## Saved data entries
'''

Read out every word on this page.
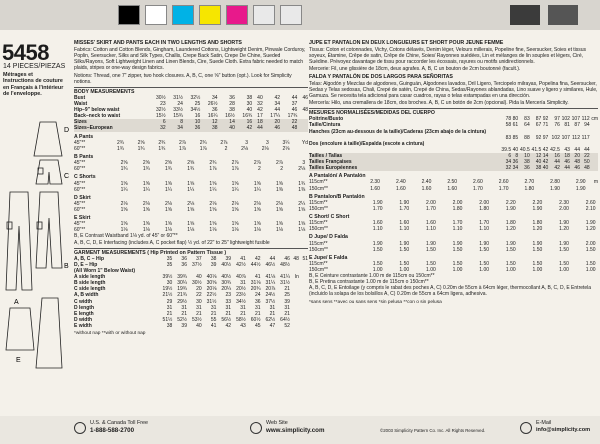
5458
14 PIECES/PIEZAS
Métrages et Instructions de couture en Français à l'intérieur de l'enveloppe.
D
C
A
B
E
MISSES' SKIRT AND PANTS EACH IN TWO LENGTHS AND SHORTS
Fabrics: Cotton and Cotton Blends, Gingham, Laundered Cottons, Lightweight Denim, Pinwale Corduroy, Poplin, Seersucker, Silks and Silk Types, Challis, Crepe Back Satin, Crepe De Chine, Sueded Silks/Rayons, Soft Lightweight Linen and Linen Blends, Cire, Suede Cloth. Extra fabric needed to match plaids, stripes or one-way design fabrics.
Notions: Thread, one 7" zipper, two hook closures. A, B, C, one ⅝" button (opt.). Look for Simplicity notions.
BODY MEASUREMENTS
Bust	30½	31½	32½	34	36	38	40	42	44	46
Waist	23	24	25	26½	28	30	32	34	37	
Hip–9" below waist	32½	33½	34½	36	38	40	42	44	46	48
Back–neck to waist	15½	15¾	16	16¼	16½	16¾	17	17¼	17¾	
Sizes	6	8	10	12	14	16	18	20	22	
Sizes–European	32	34	36	38	40	42	44	46	48	
A Pants
45"**	2¾	2⅝	2¾	2⅞	2¾	2⅞	3	3	3¼	Yd
60"**	1¾	1¾	1¾	1⅞	1⅞	2	2⅛	2⅛	2⅛	
B Pants
45"**	2⅝	2⅝	2⅝	2⅝	2¾	2⅞	2⅞	2⅞	3	
60"**	1¾	1¾	1¾	1¾	1⅞	1⅞	2	2	2⅛	
C Shorts
45"**	1⅝	1⅝	1⅝	1⅝	1⅝	1⅝	1⅝	1⅝	1¾	
60"**	1¼	1¼	1¼	1¼	1¼	1¼	1¼	1⅜	1⅜	
D Skirt
45"**	2⅛	2⅛	2⅛	2⅛	2⅛	2⅛	2⅛	2⅛	2¼	
60"**	1⅝	1⅝	1⅝	1⅝	1⅝	1⅝	1⅝	1⅝	1⅝	
E Skirt
45"**	1⅝	1⅝	1⅝	1⅝	1⅝	1⅝	1⅝	1⅝	1⅝	
60"**	1⅛	1⅛	1⅛	1⅛	1⅛	1⅛	1⅛	1⅛	1⅛	
B, E Contrast Waistband 1⅛ yd. of 45" or 60"**
A, B, C, D, E Interfacing (includes A, C pocket flap) ½ yd. of 22" to 25" lightweight fusible
GARMENT MEASUREMENTS ( Hip Printed on Pattern Tissue )
A, B, C – Hip	35	36	37	38	39	41	42	44	46	48	51
D, E – Hip	35	36	37½	39	40½	42½	44½	46½	48½		
(All Worn 1" Below Waist)											
A side length	39½	39¾	40	40⅛	40½	40⅞	41	41⅛	41¼	In	
B side length	30	30¼	30½	30⅝	30¾	31	31⅛	31¼	31½		
C side length	19½	19¾	20	20⅛	20¼	20½	20¾	20⅞	21		
A, B width	21½	21¾	22	22½	23	23½	24	24½	25		
C width	29	29½	30	31½	33	34½	36	37½	39		
D length	31	31	31	31	31	31	31	31	31		
E length	21	21	21	21	21	21	21	21	21		
D width	51½	52½	53½	55	56½	58½	60½	62½	64½		
E width	38	39	40	41	42	43	45	47	52		
*without nap **with or without nap
JUPE ET PANTALON EN DEUX LONGUEURS ET SHORT POUR JEUNE FEMME
Tissus: Coton et cotonnades, Vichy, Cotons délavés, Denim léger, Velours millerais, Popeline fine, Seersucker, Soies et tissus soyeux, Étamine, Crêpe de satin, Crêpe de Chine, Soies/ Rayonnes suédées, Lin et mélanges de lin souples et légers, Ciré, Suédine. Prévoyez davantage de tissu pour raccorder les écossais, rayures ou motifs unidirectionnels.
Mercerie: Fil, une glissière de 18cm, deux agrafes. A, B, C un bouton de 2cm boutonné (facult.).
FALDA Y PANTALÓN DE DOS LARGOS PARA SEÑORITAS
Telas: Algodón y Mezclas de algodones, Guinguán, Algodones lavados, Dril Ligero, Terciopelo milrayas, Popelina fina, Seersucker, Sedas y Telas sedosas, Chali, Crepé de satén, Crepé de China, Sedas/Rayones ablandadas, Lino suave y ligero y similares, Hule, Gamuza. Se necesita tela adicional para casar cuadros, rayas o telas estampadas en una dirección.
Mercería: Hilo, una cremallera de 18cm, dos broches. A, B, C un botón de 2cm (opcional). Pida la Mercería Simplicity.
MESURES NORMALISÉES/MEDIDAS DEL CUERPO
Poitrine/Busto	78	80	83	87	92	97	102	107	112	cm
Taille/Cintura	58	61	64	67	71	76	81	87	94	
Hanches (23cm au-dessous de la taille)/Caderas (23cm abajo de la cintura)										
	83	85	88	92	97	102	107	112	117	
Dos (encolure à taille)/Espalda (escote a cintura)										
	39.5	40	40.5	41.5	42	42.5	43	44	44	
Tailles / Tallas	6	8	10	12	14	16	18	20	22	
Tailles Françaises	34	36	38	40	42	44	46	48	50	
Tailles Européennes	32	34	36	38	40	42	44	46	48	
A Pantalón/ A Pantalón
115cm**	2.30	2.40	2.40	2.50	2.60	2.60	2.70	2.80	2.90	m
150cm**	1.60	1.60	1.60	1.60	1.70	1.70	1.80	1.90	1.90	
B Pantalon/B Pantalón
115cm**	1.90	1.90	2.00	2.00	2.00	2.20	2.20	2.30	2.60	
150cm**	1.70	1.70	1.70	1.80	1.80	1.90	1.90	2.00	2.10	
C Short/ C Short
115cm**	1.60	1.60	1.60	1.70	1.70	1.80	1.80	1.90	1.90	
150cm**	1.10	1.10	1.10	1.10	1.10	1.20	1.20	1.20	1.20	
D Jupe/ D Falda
115cm**	1.90	1.90	1.90	1.90	1.90	1.90	1.90	1.90	2.00	
150cm**	1.50	1.50	1.50	1.50	1.50	1.50	1.50	1.50	1.50	
E Jupe/ E Falda
115cm**	1.50	1.50	1.50	1.50	1.50	1.50	1.50	1.50	1.50	
150cm**	1.00	1.00	1.00	1.00	1.00	1.00	1.00	1.00	1.00	
B, E Ceinture contrastante 1.00 m de 115cm ou 150cm**
B, E Pretina contrastante 1.00 m de 115cm o 150cm**
A, B, C, D, E Entoilage (y compris le rabat des poches A, C) 0.20m de 55cm à 64cm léger, thermocollant A, B, C, D, E Entretela (incluido la solapa de los bolsillos A, C) 0.20m de 55cm a 64cm ligera, adhesiva.
*sans sens **avec ou sans sens *sin pelusa **con o sin pelusa
U.S. & Canada Toll Free
1-888-588-2700
Web Site
www.simplicity.com
E-Mail
info@simplicity.com
©2003 Simplicity Pattern Co. Inc. All Rights Reserved.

'''

All entries are to be retyped exactly. Omit any embedded images.

Read out every word on this page.
5458
14 PIECES/PIEZAS
Métrages et Instructions de couture en Français à l'intérieur de l'enveloppe.
D
C
A
B
E
MISSES' SKIRT AND PANTS EACH IN TWO LENGTHS AND SHORTS
Fabrics: Cotton and Cotton Blends, Gingham, Laundered Cottons, Lightweight Denim, Pinwale Corduroy, Poplin, Seersucker, Silks and Silk Types, Challis, Crepe Back Satin, Crepe De Chine, Sueded Silks/Rayons, Soft Lightweight Linen and Linen Blends, Cire, Suede Cloth. Extra fabric needed to match plaids, stripes or one-way design fabrics.
Notions: Thread, one 7" zipper, two hook closures. A, B, C, one ⅝" button (opt.). Look for Simplicity notions.
BODY MEASUREMENTS
Bust	30½	31½	32½	34	36	38	40	42	44	46
Waist	23	24	25	26½	28	30	32	34	37	
Hip–9" below waist	32½	33½	34½	36	38	40	42	44	46	48
Back–neck to waist	15½	15¾	16	16¼	16½	16¾	17	17¼	17¾	
Sizes	6	8	10	12	14	16	18	20	22	
Sizes–European	32	34	36	38	40	42	44	46	48	
A Pants
45"**	2¾	2⅝	2¾	2⅞	2¾	2⅞	3	3	3¼	Yd
60"**	1¾	1¾	1¾	1⅞	1⅞	2	2⅛	2⅛	2⅛	
B Pants
45"**	2⅝	2⅝	2⅝	2⅝	2¾	2⅞	2⅞	2⅞	3	
60"**	1¾	1¾	1¾	1¾	1⅞	1⅞	2	2	2⅛	
C Shorts
45"**	1⅝	1⅝	1⅝	1⅝	1⅝	1⅝	1⅝	1⅝	1¾	
60"**	1¼	1¼	1¼	1¼	1¼	1¼	1¼	1⅜	1⅜	
D Skirt
45"**	2⅛	2⅛	2⅛	2⅛	2⅛	2⅛	2⅛	2⅛	2¼	
60"**	1⅝	1⅝	1⅝	1⅝	1⅝	1⅝	1⅝	1⅝	1⅝	
E Skirt
45"**	1⅝	1⅝	1⅝	1⅝	1⅝	1⅝	1⅝	1⅝	1⅝	
60"**	1⅛	1⅛	1⅛	1⅛	1⅛	1⅛	1⅛	1⅛	1⅛	
B, E Contrast Waistband 1⅛ yd. of 45" or 60"**
A, B, C, D, E Interfacing (includes A, C pocket flap) ½ yd. of 22" to 25" lightweight fusible
GARMENT MEASUREMENTS ( Hip Printed on Pattern Tissue )
A, B, C – Hip	35	36	37	38	39	41	42	44	46	48	51
D, E – Hip	35	36	37½	39	40½	42½	44½	46½	48½		
(All Worn 1" Below Waist)											
A side length	39½	39¾	40	40⅛	40½	40⅞	41	41⅛	41¼	In	
B side length	30	30¼	30½	30⅝	30¾	31	31⅛	31¼	31½		
C side length	19½	19¾	20	20⅛	20¼	20½	20¾	20⅞	21		
A, B width	21½	21¾	22	22½	23	23½	24	24½	25		
C width	29	29½	30	31½	33	34½	36	37½	39		
D length	31	31	31	31	31	31	31	31	31		
E length	21	21	21	21	21	21	21	21	21		
D width	51½	52½	53½	55	56½	58½	60½	62½	64½		
E width	38	39	40	41	42	43	45	47	52		
*without nap **with or without nap
JUPE ET PANTALON EN DEUX LONGUEURS ET SHORT POUR JEUNE FEMME
Tissus: Coton et cotonnades, Vichy, Cotons délavés, Denim léger, Velours millerais, Popeline fine, Seersucker, Soies et tissus soyeux, Étamine, Crêpe de satin, Crêpe de Chine, Soies/ Rayonnes suédées, Lin et mélanges de lin souples et légers, Ciré, Suédine. Prévoyez davantage de tissu pour raccorder les écossais, rayures ou motifs unidirectionnels.
Mercerie: Fil, une glissière de 18cm, deux agrafes. A, B, C un bouton de 2cm boutonné (facult.).
FALDA Y PANTALÓN DE DOS LARGOS PARA SEÑORITAS
Telas: Algodón y Mezclas de algodones, Guinguán, Algodones lavados, Dril Ligero, Terciopelo milrayas, Popelina fina, Seersucker, Sedas y Telas sedosas, Chali, Crepé de satén, Crepé de China, Sedas/Rayones ablandadas, Lino suave y ligero y similares, Hule, Gamuza. Se necesita tela adicional para casar cuadros, rayas o telas estampadas en una dirección.
Mercería: Hilo, una cremallera de 18cm, dos broches. A, B, C un botón de 2cm (opcional). Pida la Mercería Simplicity.
MESURES NORMALISÉES/MEDIDAS DEL CUERPO
Poitrine/Busto	78	80	83	87	92	97	102	107	112	cm
Taille/Cintura	58	61	64	67	71	76	81	87	94	
Hanches (23cm au-dessous de la taille)/Caderas (23cm abajo de la cintura)										
	83	85	88	92	97	102	107	112	117	
Dos (encolure à taille)/Espalda (escote a cintura)										
	39.5	40	40.5	41.5	42	42.5	43	44	44	
Tailles / Tallas	6	8	10	12	14	16	18	20	22	
Tailles Françaises	34	36	38	40	42	44	46	48	50	
Tailles Européennes	32	34	36	38	40	42	44	46	48	
A Pantalón/ A Pantalón
115cm**	2.30	2.40	2.40	2.50	2.60	2.60	2.70	2.80	2.90	m
150cm**	1.60	1.60	1.60	1.60	1.70	1.70	1.80	1.90	1.90	
B Pantalon/B Pantalón
115cm**	1.90	1.90	2.00	2.00	2.00	2.20	2.20	2.30	2.60	
150cm**	1.70	1.70	1.70	1.80	1.80	1.90	1.90	2.00	2.10	
C Short/ C Short
115cm**	1.60	1.60	1.60	1.70	1.70	1.80	1.80	1.90	1.90	
150cm**	1.10	1.10	1.10	1.10	1.10	1.20	1.20	1.20	1.20	
D Jupe/ D Falda
115cm**	1.90	1.90	1.90	1.90	1.90	1.90	1.90	1.90	2.00	
150cm**	1.50	1.50	1.50	1.50	1.50	1.50	1.50	1.50	1.50	
E Jupe/ E Falda
115cm**	1.50	1.50	1.50	1.50	1.50	1.50	1.50	1.50	1.50	
150cm**	1.00	1.00	1.00	1.00	1.00	1.00	1.00	1.00	1.00	
B, E Ceinture contrastante 1.00 m de 115cm ou 150cm**
B, E Pretina contrastante 1.00 m de 115cm o 150cm**
A, B, C, D, E Entoilage (y compris le rabat des poches A, C) 0.20m de 55cm à 64cm léger, thermocollant A, B, C, D, E Entretela (incluido la solapa de los bolsillos A, C) 0.20m de 55cm a 64cm ligera, adhesiva.
*sans sens **avec ou sans sens *sin pelusa **con o sin pelusa
U.S. & Canada Toll Free
1-888-588-2700
Web Site
www.simplicity.com
E-Mail
info@simplicity.com
©2003 Simplicity Pattern Co. Inc. All Rights Reserved.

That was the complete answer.